• [Records]:

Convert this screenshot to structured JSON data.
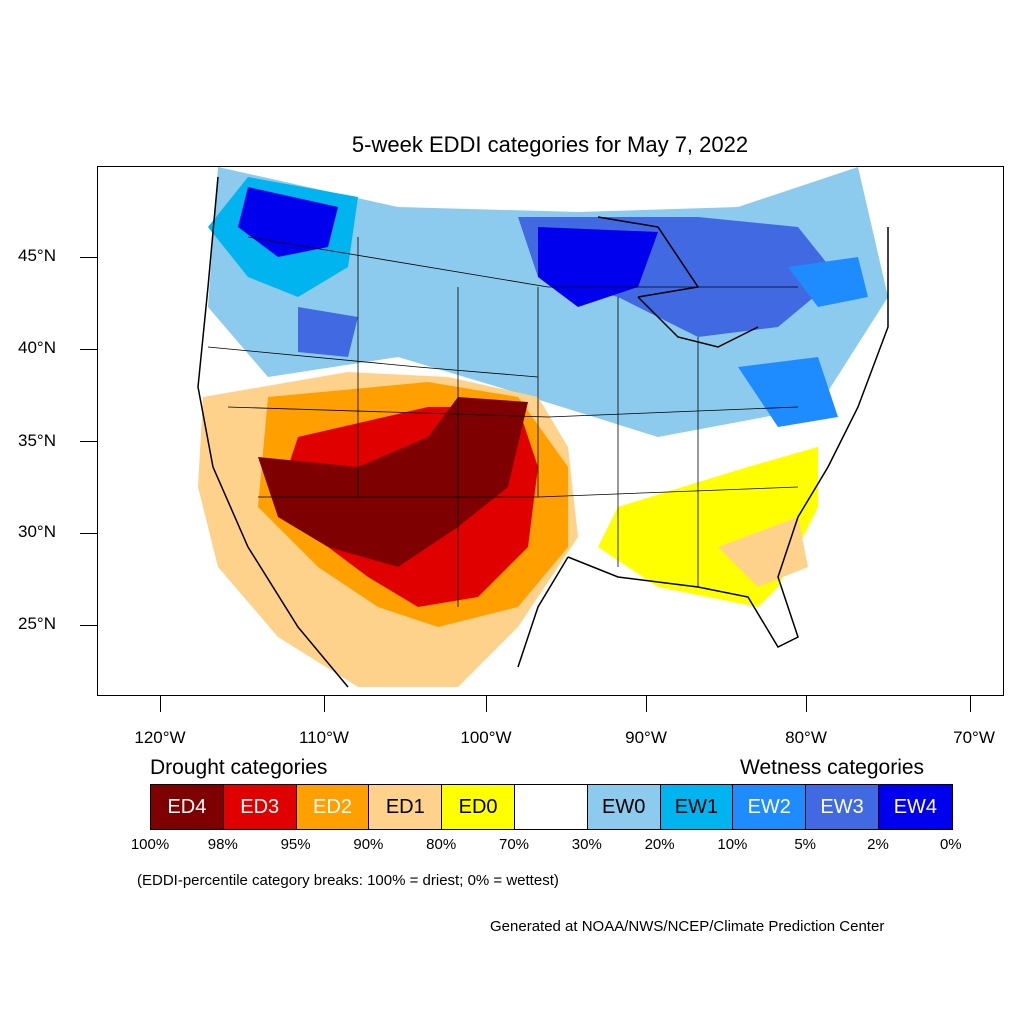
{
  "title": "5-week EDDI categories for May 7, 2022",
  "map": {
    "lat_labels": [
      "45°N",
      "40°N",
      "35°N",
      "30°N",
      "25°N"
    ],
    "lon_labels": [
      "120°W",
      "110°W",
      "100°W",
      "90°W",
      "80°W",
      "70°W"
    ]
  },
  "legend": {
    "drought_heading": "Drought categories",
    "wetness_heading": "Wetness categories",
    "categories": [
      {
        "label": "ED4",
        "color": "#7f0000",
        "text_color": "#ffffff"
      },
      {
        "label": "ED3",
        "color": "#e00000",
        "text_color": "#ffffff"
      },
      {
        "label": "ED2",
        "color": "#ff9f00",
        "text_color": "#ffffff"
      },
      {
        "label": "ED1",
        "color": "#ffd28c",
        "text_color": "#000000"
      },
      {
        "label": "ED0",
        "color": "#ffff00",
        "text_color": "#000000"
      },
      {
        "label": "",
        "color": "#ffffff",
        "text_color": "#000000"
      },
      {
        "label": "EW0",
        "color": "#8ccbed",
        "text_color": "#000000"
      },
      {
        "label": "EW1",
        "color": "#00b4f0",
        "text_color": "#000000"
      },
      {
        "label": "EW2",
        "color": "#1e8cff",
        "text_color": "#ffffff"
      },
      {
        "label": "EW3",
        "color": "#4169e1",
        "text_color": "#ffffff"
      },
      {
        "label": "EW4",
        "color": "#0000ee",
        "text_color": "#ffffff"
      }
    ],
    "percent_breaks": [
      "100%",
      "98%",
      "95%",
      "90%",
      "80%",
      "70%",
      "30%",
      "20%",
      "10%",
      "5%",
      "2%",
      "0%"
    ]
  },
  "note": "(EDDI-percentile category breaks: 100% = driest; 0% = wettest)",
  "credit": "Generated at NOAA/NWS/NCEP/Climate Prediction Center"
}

--

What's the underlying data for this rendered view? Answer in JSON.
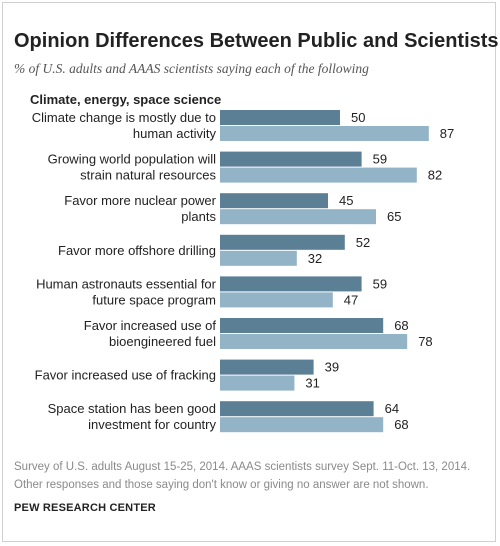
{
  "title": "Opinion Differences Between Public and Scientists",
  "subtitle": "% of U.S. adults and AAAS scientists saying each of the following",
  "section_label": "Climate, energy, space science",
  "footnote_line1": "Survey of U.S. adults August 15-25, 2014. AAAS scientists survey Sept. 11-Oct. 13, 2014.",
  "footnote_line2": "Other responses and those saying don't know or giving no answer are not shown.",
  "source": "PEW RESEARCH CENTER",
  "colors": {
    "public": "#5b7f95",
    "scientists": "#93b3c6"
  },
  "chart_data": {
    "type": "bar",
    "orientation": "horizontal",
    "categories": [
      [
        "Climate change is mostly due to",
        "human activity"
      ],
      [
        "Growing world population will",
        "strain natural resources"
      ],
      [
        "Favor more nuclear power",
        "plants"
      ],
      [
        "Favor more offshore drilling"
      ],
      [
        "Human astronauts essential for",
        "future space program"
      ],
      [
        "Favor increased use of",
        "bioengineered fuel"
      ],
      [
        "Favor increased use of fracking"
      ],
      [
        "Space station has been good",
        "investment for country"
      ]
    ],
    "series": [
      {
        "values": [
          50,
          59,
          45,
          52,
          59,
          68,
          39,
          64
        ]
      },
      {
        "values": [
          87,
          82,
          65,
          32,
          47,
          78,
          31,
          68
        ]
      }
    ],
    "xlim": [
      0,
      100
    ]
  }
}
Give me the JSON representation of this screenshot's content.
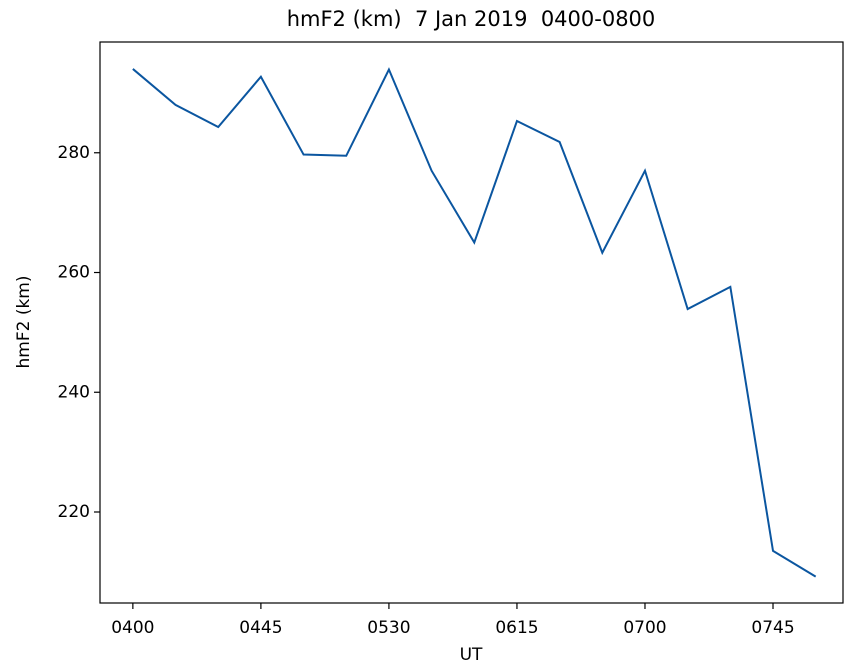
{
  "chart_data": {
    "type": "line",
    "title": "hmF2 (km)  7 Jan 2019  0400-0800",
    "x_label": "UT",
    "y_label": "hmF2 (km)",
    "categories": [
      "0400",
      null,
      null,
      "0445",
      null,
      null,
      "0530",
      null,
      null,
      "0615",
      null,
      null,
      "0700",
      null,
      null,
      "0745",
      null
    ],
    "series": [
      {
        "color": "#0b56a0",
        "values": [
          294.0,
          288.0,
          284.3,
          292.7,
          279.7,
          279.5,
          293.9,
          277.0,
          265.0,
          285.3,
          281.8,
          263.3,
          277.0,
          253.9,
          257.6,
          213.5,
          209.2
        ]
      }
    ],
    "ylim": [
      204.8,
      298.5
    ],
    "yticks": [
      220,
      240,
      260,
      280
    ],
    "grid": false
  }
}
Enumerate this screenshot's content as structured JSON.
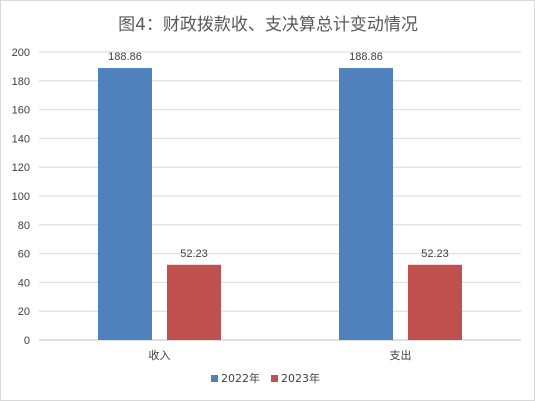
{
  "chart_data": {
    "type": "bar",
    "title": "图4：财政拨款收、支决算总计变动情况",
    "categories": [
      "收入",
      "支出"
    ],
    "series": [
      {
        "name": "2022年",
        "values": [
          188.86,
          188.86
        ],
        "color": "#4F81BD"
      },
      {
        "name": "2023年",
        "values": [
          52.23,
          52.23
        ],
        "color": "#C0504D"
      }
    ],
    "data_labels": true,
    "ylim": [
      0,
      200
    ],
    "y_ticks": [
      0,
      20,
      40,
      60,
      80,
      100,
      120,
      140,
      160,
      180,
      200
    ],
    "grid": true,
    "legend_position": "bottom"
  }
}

...

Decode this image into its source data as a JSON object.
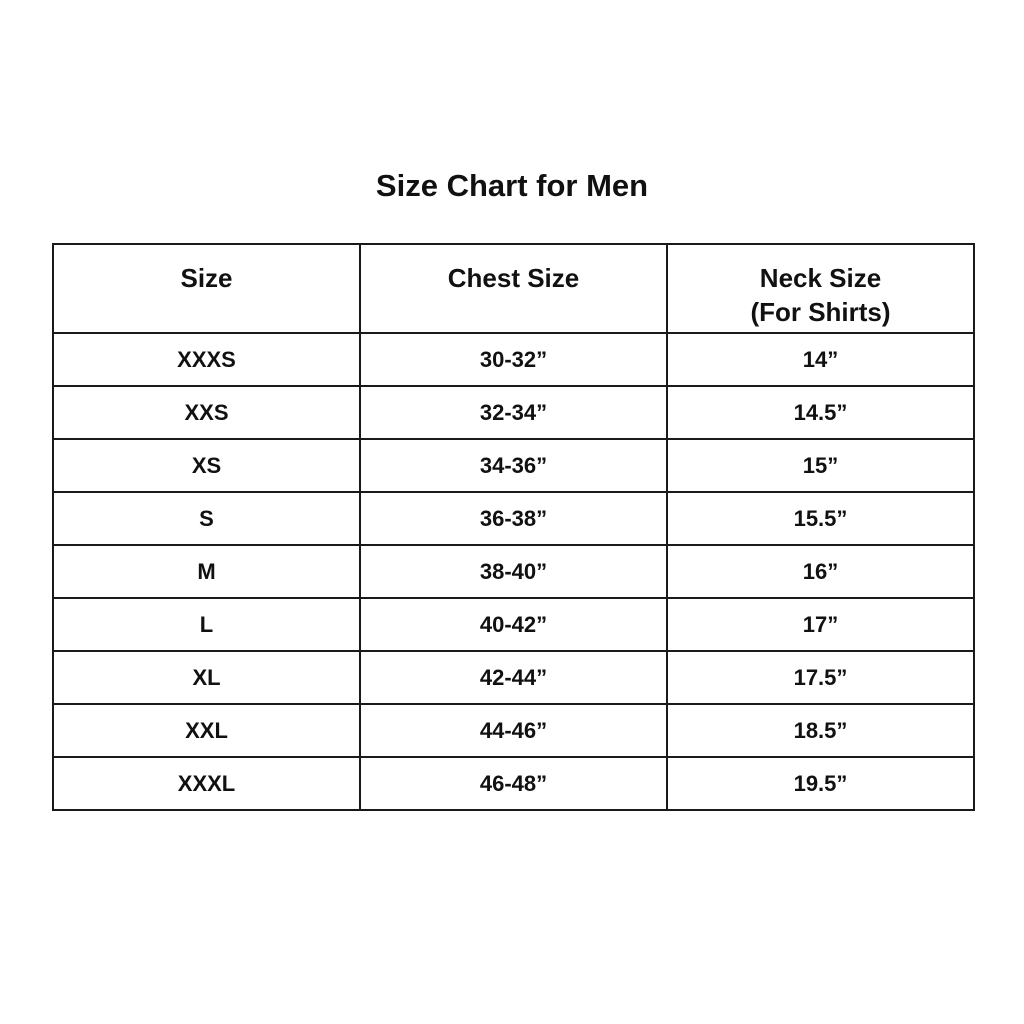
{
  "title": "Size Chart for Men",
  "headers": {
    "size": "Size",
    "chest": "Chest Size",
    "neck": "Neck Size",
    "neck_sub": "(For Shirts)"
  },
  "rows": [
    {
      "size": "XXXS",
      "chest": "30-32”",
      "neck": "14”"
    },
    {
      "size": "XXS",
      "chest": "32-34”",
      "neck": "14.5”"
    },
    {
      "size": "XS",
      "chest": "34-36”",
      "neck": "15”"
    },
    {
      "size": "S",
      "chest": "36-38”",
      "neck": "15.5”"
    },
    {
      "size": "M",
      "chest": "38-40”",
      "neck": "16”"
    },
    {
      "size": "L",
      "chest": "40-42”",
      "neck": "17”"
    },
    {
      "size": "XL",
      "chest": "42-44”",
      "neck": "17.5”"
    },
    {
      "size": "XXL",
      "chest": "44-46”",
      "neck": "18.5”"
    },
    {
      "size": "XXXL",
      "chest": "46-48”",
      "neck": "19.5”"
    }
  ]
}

• [Directions for this task]:
Copy out every line of the listing that contains the string "JSON".

• [Output]:
Convert this screenshot to structured JSON data.
What's the underlying data for this rendered view? Answer in JSON.
Give me the JSON representation of this screenshot's content.
Enumerate this screenshot's content as structured JSON.
Decode this image into its source data as a JSON object.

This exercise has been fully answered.